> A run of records
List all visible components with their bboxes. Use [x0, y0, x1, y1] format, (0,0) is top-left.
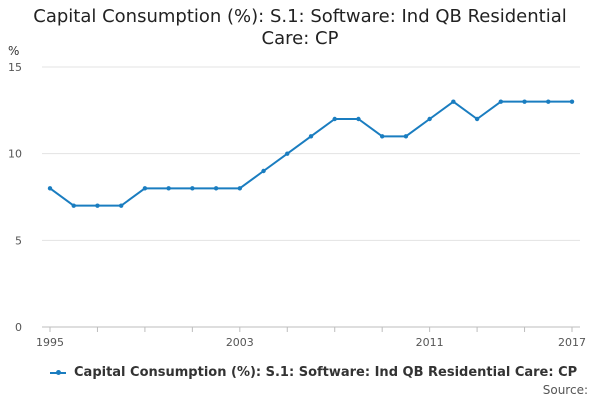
data-point-1996 — [71, 203, 76, 208]
data-point-2000 — [166, 186, 171, 191]
data-point-2014 — [498, 99, 504, 104]
y-tick-label-10: 10 — [8, 148, 22, 161]
data-point-2001 — [190, 186, 195, 191]
data-point-1997 — [95, 203, 100, 208]
data-point-2010 — [403, 134, 409, 139]
data-point-2012 — [451, 99, 456, 104]
data-point-2016 — [546, 99, 551, 104]
data-point-2011 — [427, 116, 432, 122]
data-point-2009 — [379, 134, 385, 139]
chart-title: Capital Consumption (%): S.1: Software: … — [0, 6, 600, 50]
data-point-2013 — [474, 116, 480, 122]
data-point-2015 — [522, 99, 527, 104]
data-point-2002 — [213, 186, 219, 191]
legend-series-marker — [50, 369, 66, 375]
data-point-1999 — [142, 186, 148, 191]
data-point-1998 — [118, 203, 124, 208]
y-tick-label-5: 5 — [15, 234, 22, 247]
data-point-2008 — [356, 116, 361, 122]
legend-series-label: Capital Consumption (%): S.1: Software: … — [74, 365, 578, 380]
source-label: Source: — [542, 383, 588, 397]
data-point-2006 — [308, 134, 314, 139]
legend: Capital Consumption (%): S.1: Software: … — [50, 365, 577, 380]
x-tick-label-1995: 1995 — [36, 336, 64, 349]
x-tick-label-2003: 2003 — [226, 336, 254, 349]
y-axis-unit-label: % — [8, 44, 20, 58]
y-tick-label-15: 15 — [8, 61, 22, 74]
data-point-2017 — [569, 99, 575, 104]
data-point-1995 — [47, 186, 53, 191]
chart-title-line-2: Care: CP — [261, 28, 339, 49]
data-point-2005 — [285, 151, 290, 156]
chart-title-line-1: Capital Consumption (%): S.1: Software: … — [33, 6, 567, 27]
data-point-2004 — [261, 168, 266, 174]
x-tick-label-2011: 2011 — [416, 336, 444, 349]
data-point-2007 — [332, 116, 337, 122]
data-point-2003 — [237, 186, 243, 191]
x-tick-label-2017: 2017 — [558, 336, 586, 349]
y-tick-label-0: 0 — [15, 321, 22, 334]
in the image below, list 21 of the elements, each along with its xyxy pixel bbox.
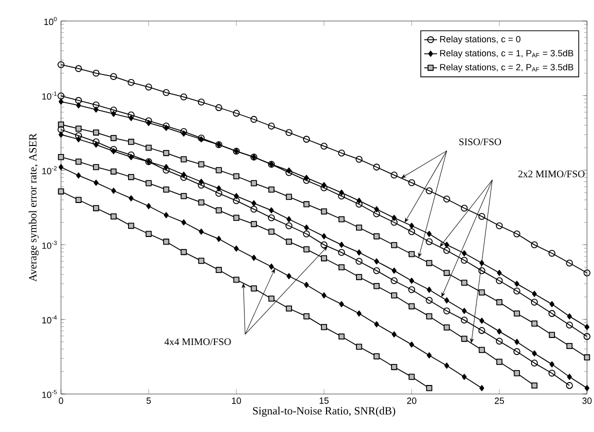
y-tick-label: 10$^{-4}$ — [42, 315, 57, 324]
y-axis-title: Average symbol error rate, ASER — [28, 133, 39, 282]
x-tick-label: 0 — [58, 398, 64, 404]
legend-label: Relay stations, c = 2, P$_{AF}$ = 3.5dB — [440, 64, 574, 72]
annotation: 4x4 MIMO/FSO — [164, 338, 231, 346]
x-axis-title: Signal-to-Noise Ratio, SNR(dB) — [253, 406, 396, 417]
y-tick-label: 10$^{0}$ — [44, 16, 57, 26]
y-tick-label: 10$^{-3}$ — [42, 240, 57, 249]
legend-label: Relay stations, c = 0 — [440, 36, 520, 44]
y-tick-label: 10$^{-2}$ — [42, 166, 57, 174]
y-tick-label: 10$^{-1}$ — [42, 92, 57, 100]
legend-label: Relay stations, c = 1, P$_{AF}$ = 3.5dB — [440, 50, 574, 58]
x-tick-label: 25 — [494, 398, 504, 404]
x-tick-label: 15 — [320, 398, 329, 404]
x-tick-label: 5 — [146, 398, 151, 404]
annotation: SISO/FSO — [459, 138, 502, 146]
x-tick-label: 10 — [232, 398, 241, 404]
annotation: 2x2 MIMO/FSO — [518, 170, 585, 178]
y-tick-label: 10$^{-5}$ — [42, 390, 57, 398]
x-tick-label: 30 — [582, 398, 592, 404]
x-tick-label: 20 — [407, 398, 416, 404]
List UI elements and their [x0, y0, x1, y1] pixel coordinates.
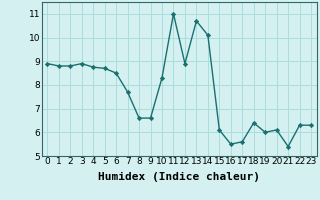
X-axis label: Humidex (Indice chaleur): Humidex (Indice chaleur): [98, 172, 260, 182]
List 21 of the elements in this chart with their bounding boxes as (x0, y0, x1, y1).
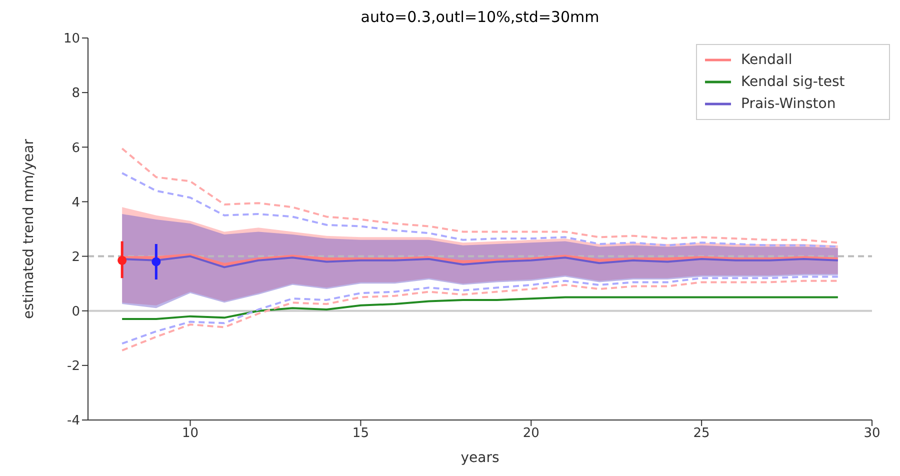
legend-label: Kendal sig-test (741, 74, 845, 90)
x-tick-label: 20 (522, 426, 540, 442)
legend-label: Kendall (741, 52, 792, 68)
x-tick-label: 30 (864, 426, 880, 442)
line-series (121, 296, 839, 320)
y-tick-label: 8 (72, 86, 80, 102)
x-axis-title: years (460, 450, 500, 466)
y-tick-label: 2 (72, 250, 80, 265)
x-tick-label: 10 (182, 426, 199, 442)
y-axis-title: estimated trend mm/year (20, 138, 37, 319)
y-tick-label: 4 (72, 195, 80, 210)
line-series (121, 148, 839, 244)
y-tick-label: 0 (72, 304, 80, 320)
chart-title: auto=0.3,outl=10%,std=30mm (360, 8, 600, 28)
y-tick-label: 6 (72, 140, 80, 156)
y-tick-label: 10 (63, 32, 80, 47)
x-tick-label: 15 (352, 426, 369, 442)
y-tick-label: -4 (67, 414, 80, 429)
y-tick-label: -2 (67, 359, 80, 374)
x-tick-label: 25 (693, 426, 710, 442)
legend-label: Prais-Winston (741, 96, 836, 112)
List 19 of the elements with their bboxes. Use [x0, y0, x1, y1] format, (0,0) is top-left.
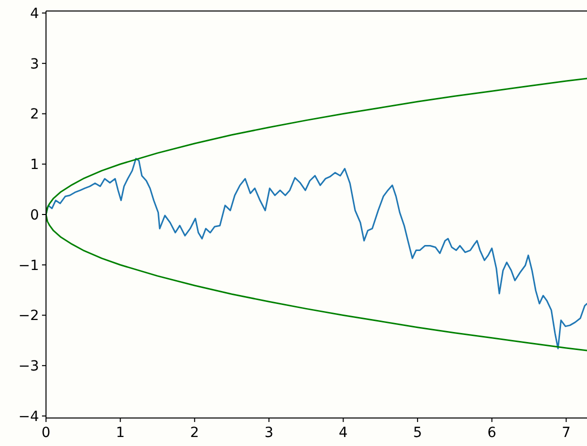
x-tick-label: 4 — [338, 425, 348, 441]
y-tick-label: 1 — [30, 157, 39, 174]
x-tick-label: 7 — [562, 425, 571, 441]
y-tick-label: 3 — [30, 56, 39, 72]
line-series — [46, 158, 587, 350]
y-tick-label: 2 — [30, 106, 39, 123]
y-tick-label: −1 — [18, 258, 39, 274]
x-tick-label: 2 — [190, 425, 200, 441]
y-tick-label: 0 — [30, 207, 39, 224]
x-tick-label: 0 — [42, 425, 50, 441]
y-tick-label: −2 — [18, 308, 39, 324]
y-tick-label: 4 — [30, 6, 40, 22]
y-tick-label: −4 — [18, 408, 40, 425]
y-tick-label: −3 — [18, 358, 39, 375]
line-series — [46, 78, 587, 352]
x-tick-label: 1 — [116, 425, 125, 441]
x-tick-label: 3 — [264, 425, 274, 441]
x-tick-label: 5 — [413, 425, 422, 441]
x-tick-label: 6 — [487, 425, 496, 441]
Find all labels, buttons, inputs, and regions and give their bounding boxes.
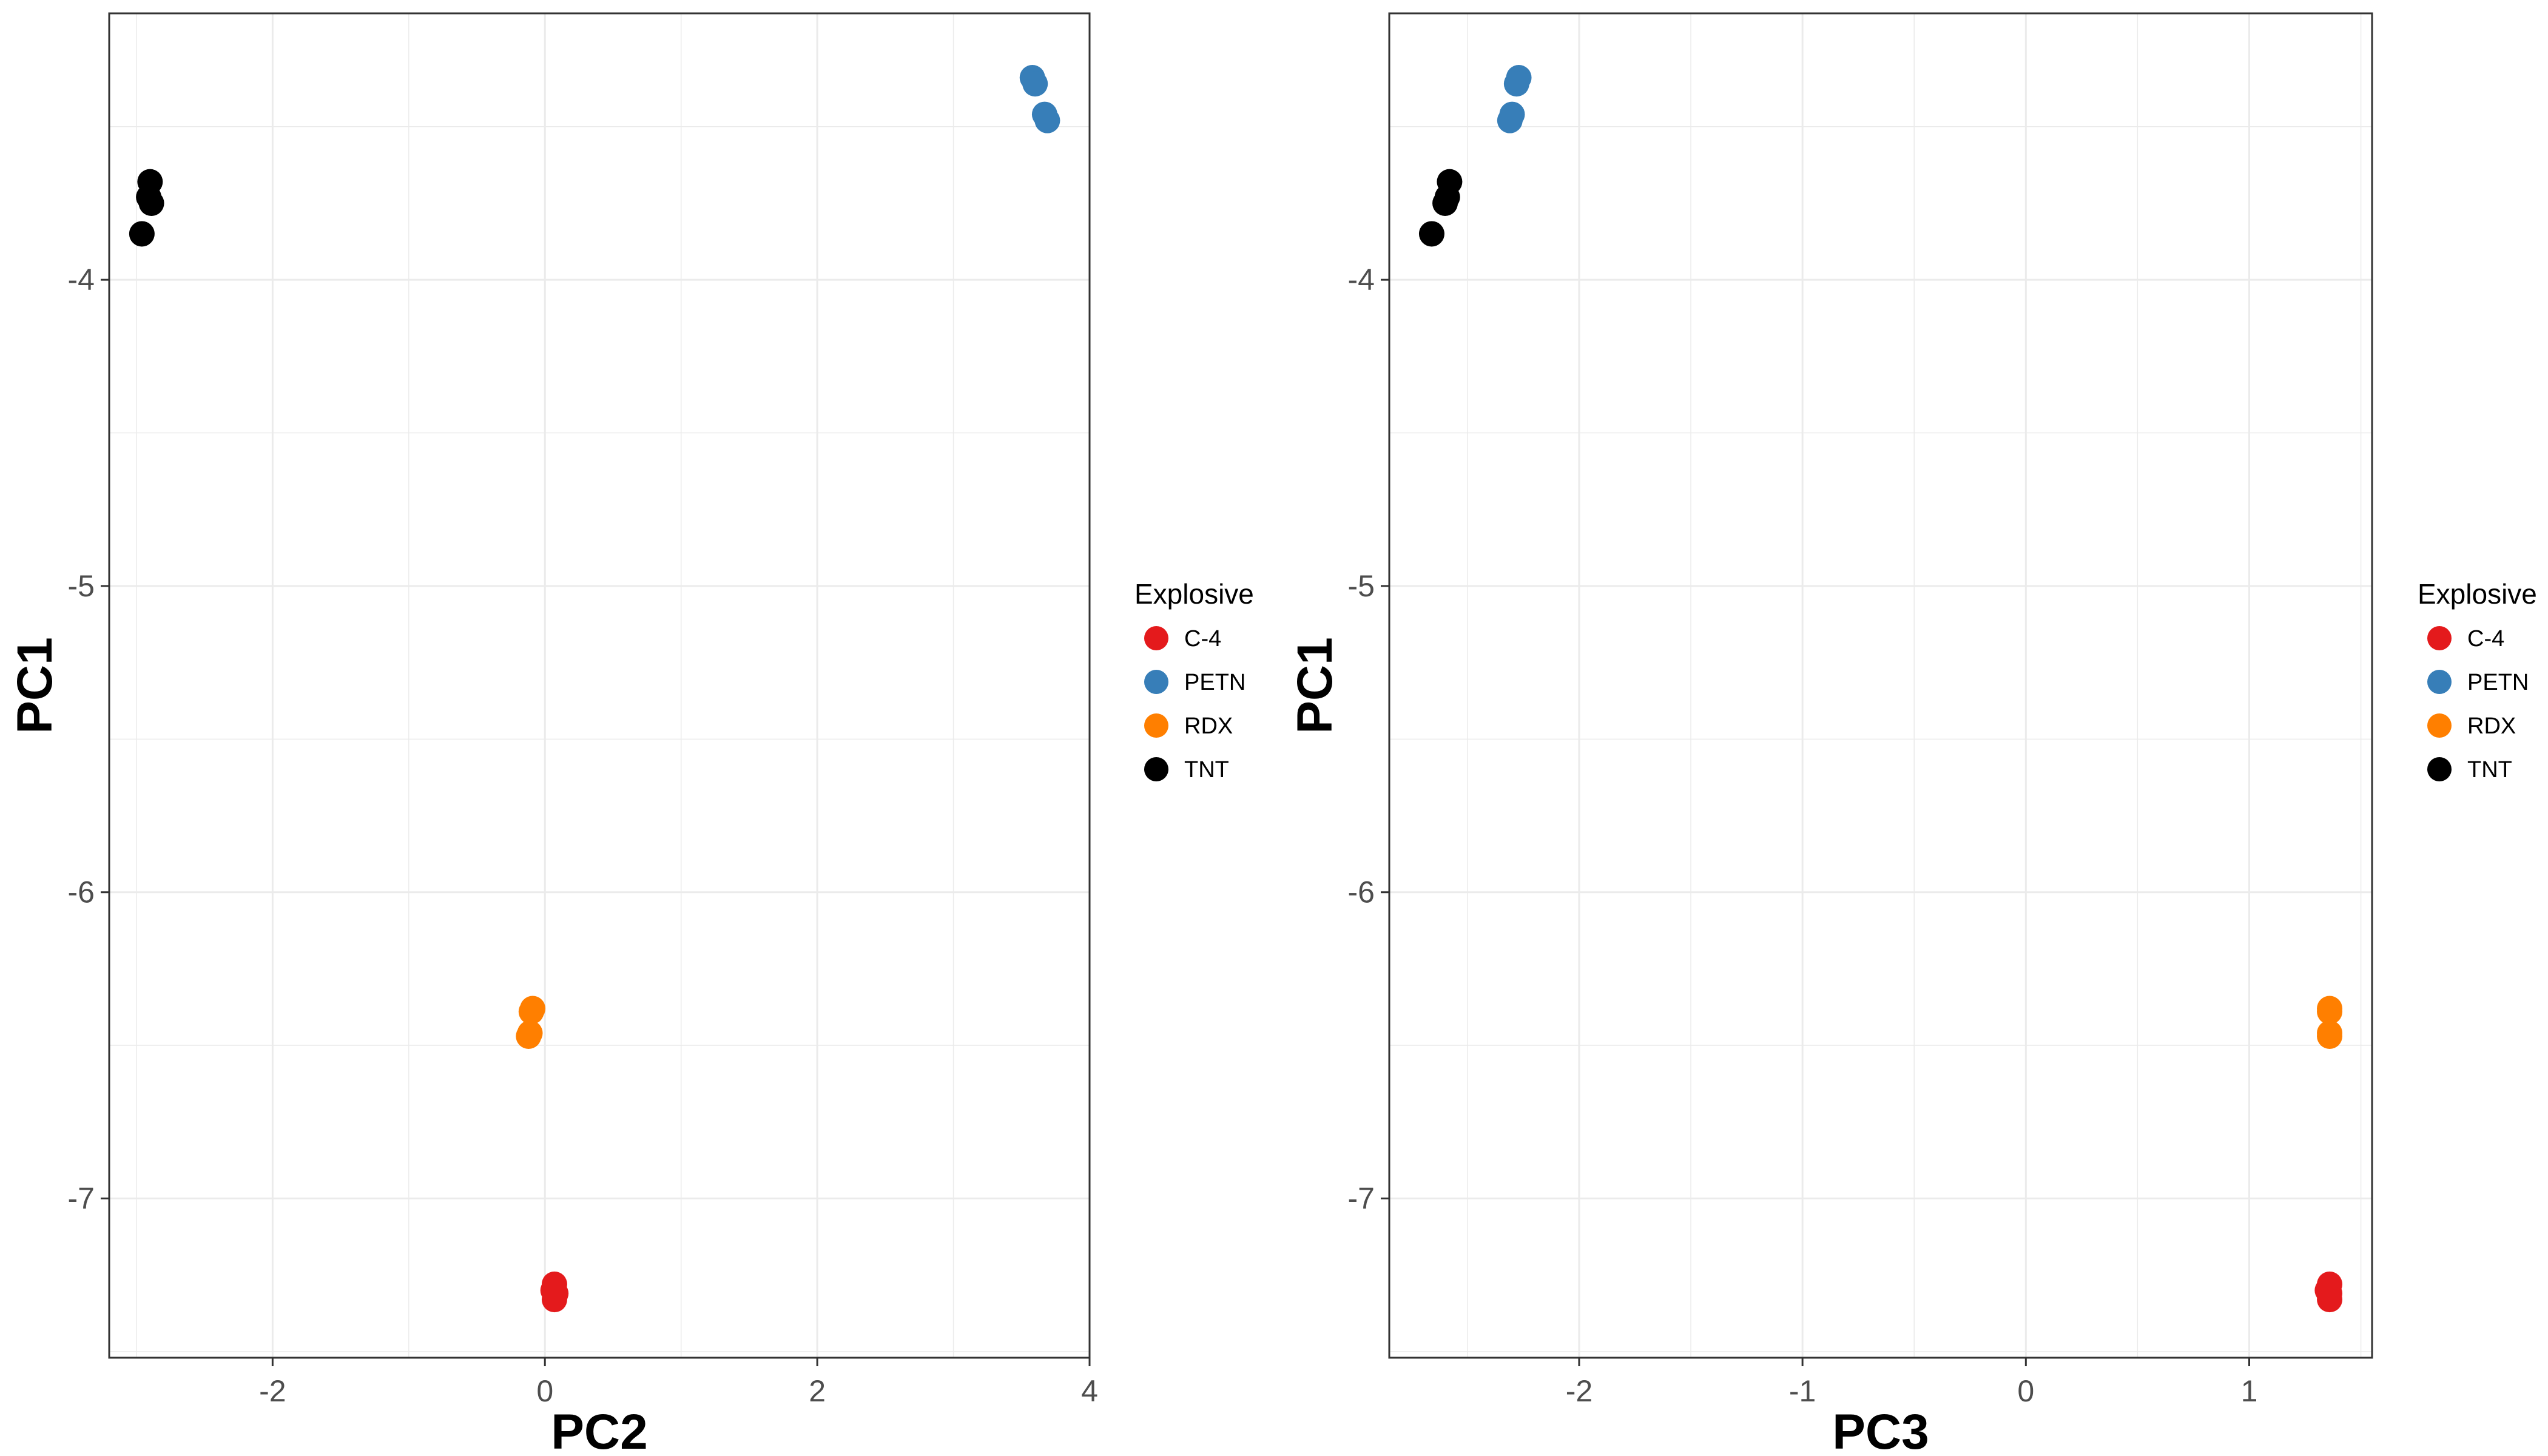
- x-tick-label: 2: [809, 1374, 826, 1408]
- data-point-tnt: [138, 190, 164, 216]
- legend-item-tnt: TNT: [1144, 757, 1229, 783]
- x-tick-label: -1: [1789, 1374, 1816, 1408]
- series-rdx: [2317, 996, 2343, 1049]
- plot-background: [109, 13, 1090, 1358]
- data-point-tnt: [129, 221, 155, 247]
- gridlines: [109, 13, 1090, 1358]
- series-tnt: [129, 169, 164, 247]
- x-tick-label: 4: [1081, 1374, 1098, 1408]
- chart-pc1-vs-pc2: -2 0 2 4 -4 -5 -6 -7 PC2 PC1 Explosive C-4 PETN RDX TN…: [7, 12, 1254, 1456]
- legend-key-c-4: [1144, 626, 1168, 650]
- legend-label: TNT: [1184, 757, 1229, 783]
- series-c-4: [540, 1271, 569, 1313]
- legend-label: C-4: [1184, 626, 1221, 652]
- data-point-petn: [1022, 71, 1048, 97]
- y-tick-label: -5: [68, 569, 95, 603]
- data-point-petn: [1034, 107, 1060, 133]
- data-point-c-4: [540, 1277, 566, 1303]
- y-tick-label: -6: [68, 875, 95, 909]
- series-tnt: [1418, 169, 1463, 247]
- data-point-rdx: [2317, 1023, 2343, 1049]
- data-point-rdx: [516, 1023, 542, 1049]
- x-tick-label: 1: [2241, 1374, 2258, 1408]
- data-point-tnt: [1432, 190, 1458, 216]
- series-petn: [1019, 65, 1060, 133]
- legend: Explosive C-4 PETN RDX TNT: [2418, 578, 2537, 783]
- plot-border: [108, 12, 1091, 1359]
- legend-key-rdx: [2427, 713, 2452, 738]
- y-axis-title: PC1: [1287, 637, 1343, 734]
- x-axis-title: PC2: [551, 1404, 648, 1456]
- plot-border: [1388, 12, 2373, 1359]
- legend-item-petn: PETN: [1144, 670, 1245, 695]
- y-tick-label: -4: [68, 263, 95, 297]
- data-point-petn: [1497, 107, 1523, 133]
- legend-item-tnt: TNT: [2427, 757, 2512, 783]
- legend-label: C-4: [2467, 626, 2504, 652]
- x-tick-label: 0: [536, 1374, 553, 1408]
- legend-item-c-4: C-4: [1144, 626, 1221, 652]
- legend-item-petn: PETN: [2427, 670, 2529, 695]
- y-tick-label: -7: [68, 1182, 95, 1216]
- legend-label: TNT: [2467, 757, 2512, 783]
- plot-background: [1389, 13, 2372, 1358]
- legend-key-c-4: [2427, 626, 2452, 650]
- legend-key-petn: [2427, 670, 2452, 694]
- x-tick-label: -2: [259, 1374, 286, 1408]
- gridlines: [1389, 13, 2372, 1358]
- series-petn: [1497, 65, 1532, 133]
- legend-title: Explosive: [2418, 578, 2537, 610]
- legend-key-tnt: [2427, 757, 2452, 781]
- data-point-petn: [1503, 71, 1529, 97]
- legend-key-petn: [1144, 670, 1168, 694]
- x-tick-label: 0: [2017, 1374, 2034, 1408]
- legend-label: PETN: [2467, 670, 2529, 695]
- legend: Explosive C-4 PETN RDX TNT: [1134, 578, 1254, 783]
- legend-item-c-4: C-4: [2427, 626, 2504, 652]
- y-tick-label: -5: [1348, 569, 1375, 603]
- legend-label: RDX: [1184, 713, 1233, 739]
- series-c-4: [2314, 1271, 2343, 1313]
- legend-item-rdx: RDX: [2427, 713, 2516, 739]
- x-tick-label: -2: [1566, 1374, 1592, 1408]
- legend-key-rdx: [1144, 713, 1168, 738]
- legend-label: PETN: [1184, 670, 1245, 695]
- legend-label: RDX: [2467, 713, 2516, 739]
- data-point-rdx: [518, 999, 544, 1025]
- data-point-tnt: [1418, 221, 1444, 247]
- data-point-c-4: [2314, 1277, 2341, 1303]
- y-tick-label: -6: [1348, 875, 1375, 909]
- chart-pc1-vs-pc3: -2 -1 0 1 -4 -5 -6 -7 PC3 PC1 Explosive C-4 PETN RDX T…: [1287, 12, 2537, 1456]
- legend-key-tnt: [1144, 757, 1168, 781]
- y-tick-label: -4: [1348, 263, 1375, 297]
- x-axis-title: PC3: [1832, 1404, 1929, 1456]
- series-rdx: [516, 996, 546, 1049]
- y-axis-title: PC1: [7, 637, 62, 734]
- legend-title: Explosive: [1134, 578, 1254, 610]
- y-tick-label: -7: [1348, 1182, 1375, 1216]
- legend-item-rdx: RDX: [1144, 713, 1233, 739]
- data-point-rdx: [2317, 999, 2343, 1025]
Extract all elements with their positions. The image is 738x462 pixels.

> Work instructions
Copy the lines exactly, starting with the line that contains "x-tick-label: 4 — [338, 425, 348, 441]" and continuing up to and including the line that contains "Find all labels, buttons, inputs, and".

> Worked answer
x-tick-label: 4 — [338, 425, 348, 441]
y-tick-label: 1 — [30, 157, 39, 174]
x-tick-label: 7 — [562, 425, 571, 441]
y-tick-label: 3 — [30, 56, 39, 72]
line-series — [46, 158, 587, 350]
y-tick-label: 2 — [30, 106, 39, 123]
y-tick-label: −1 — [18, 258, 39, 274]
x-tick-label: 2 — [190, 425, 200, 441]
y-tick-label: 0 — [30, 207, 39, 224]
x-tick-label: 0 — [42, 425, 50, 441]
y-tick-label: −2 — [18, 308, 39, 324]
y-tick-label: 4 — [30, 6, 40, 22]
y-tick-label: −4 — [18, 408, 40, 425]
y-tick-label: −3 — [18, 358, 39, 375]
line-series — [46, 78, 587, 352]
x-tick-label: 1 — [116, 425, 125, 441]
x-tick-label: 3 — [264, 425, 274, 441]
x-tick-label: 5 — [413, 425, 422, 441]
x-tick-label: 6 — [487, 425, 496, 441]
Find all labels, buttons, inputs, and regions and give their bounding boxes.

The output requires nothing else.